> [DIRECTIVE]
Below are some records; give them all again exactly, but not the pictures.

> [INFORMATION SUPPLIED]
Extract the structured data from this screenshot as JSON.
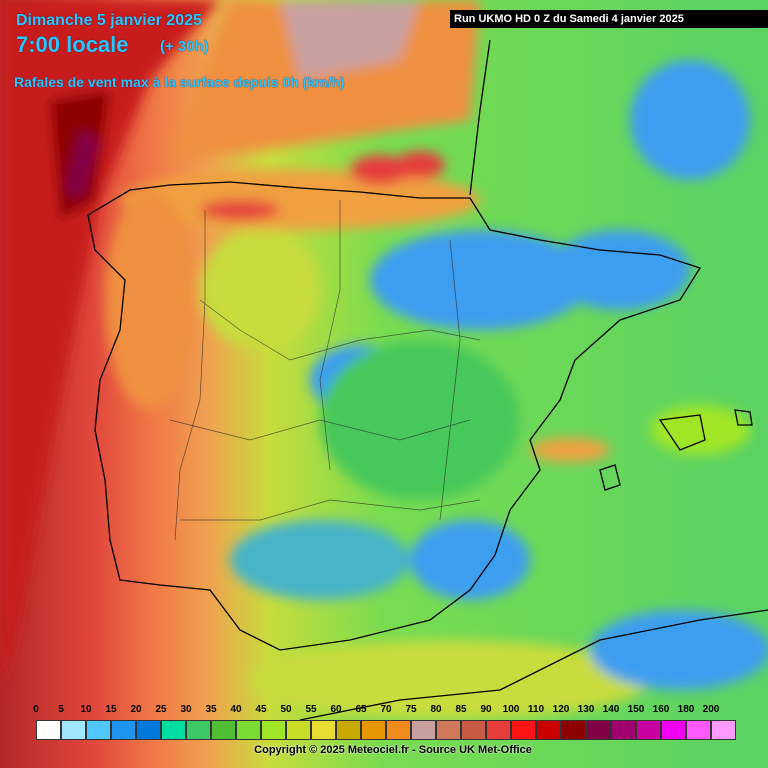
{
  "header": {
    "date": "Dimanche 5 janvier 2025",
    "time": "7:00 locale",
    "offset": "(+ 30h)",
    "parameter": "Rafales de vent max à la surface depuis 0h (km/h)",
    "run": "Run UKMO HD 0 Z du Samedi 4 janvier 2025"
  },
  "legend": {
    "labels": [
      0,
      5,
      10,
      15,
      20,
      25,
      30,
      35,
      40,
      45,
      50,
      55,
      60,
      65,
      70,
      75,
      80,
      85,
      90,
      100,
      110,
      120,
      130,
      140,
      150,
      160,
      180,
      200
    ],
    "colors": [
      "#ffffff",
      "#a0e6ff",
      "#50c8ff",
      "#1e96f0",
      "#0078dc",
      "#00dca0",
      "#3cc864",
      "#50be32",
      "#78dc32",
      "#a0e628",
      "#c8dc28",
      "#e6dc32",
      "#c8aa00",
      "#e69600",
      "#f08c1e",
      "#c8a0a0",
      "#d0785a",
      "#c85a46",
      "#e63c3c",
      "#ff1414",
      "#c80000",
      "#8c0000",
      "#820046",
      "#a0006e",
      "#c800a0",
      "#f000f0",
      "#ff5aff",
      "#ff9bff"
    ]
  },
  "footer": {
    "copyright": "Copyright © 2025 Meteociel.fr - Source UK Met-Office"
  }
}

> [RESULT OF THIS TASK]
Extract the structured data from this screenshot as JSON.
{
  "header": {
    "date": "Dimanche 5 janvier 2025",
    "time": "7:00 locale",
    "offset": "(+ 30h)",
    "parameter": "Rafales de vent max à la surface depuis 0h (km/h)",
    "run": "Run UKMO HD 0 Z du Samedi 4 janvier 2025"
  },
  "legend": {
    "labels": [
      0,
      5,
      10,
      15,
      20,
      25,
      30,
      35,
      40,
      45,
      50,
      55,
      60,
      65,
      70,
      75,
      80,
      85,
      90,
      100,
      110,
      120,
      130,
      140,
      150,
      160,
      180,
      200
    ],
    "colors": [
      "#ffffff",
      "#a0e6ff",
      "#50c8ff",
      "#1e96f0",
      "#0078dc",
      "#00dca0",
      "#3cc864",
      "#50be32",
      "#78dc32",
      "#a0e628",
      "#c8dc28",
      "#e6dc32",
      "#c8aa00",
      "#e69600",
      "#f08c1e",
      "#c8a0a0",
      "#d0785a",
      "#c85a46",
      "#e63c3c",
      "#ff1414",
      "#c80000",
      "#8c0000",
      "#820046",
      "#a0006e",
      "#c800a0",
      "#f000f0",
      "#ff5aff",
      "#ff9bff"
    ]
  },
  "footer": {
    "copyright": "Copyright © 2025 Meteociel.fr - Source UK Met-Office"
  }
}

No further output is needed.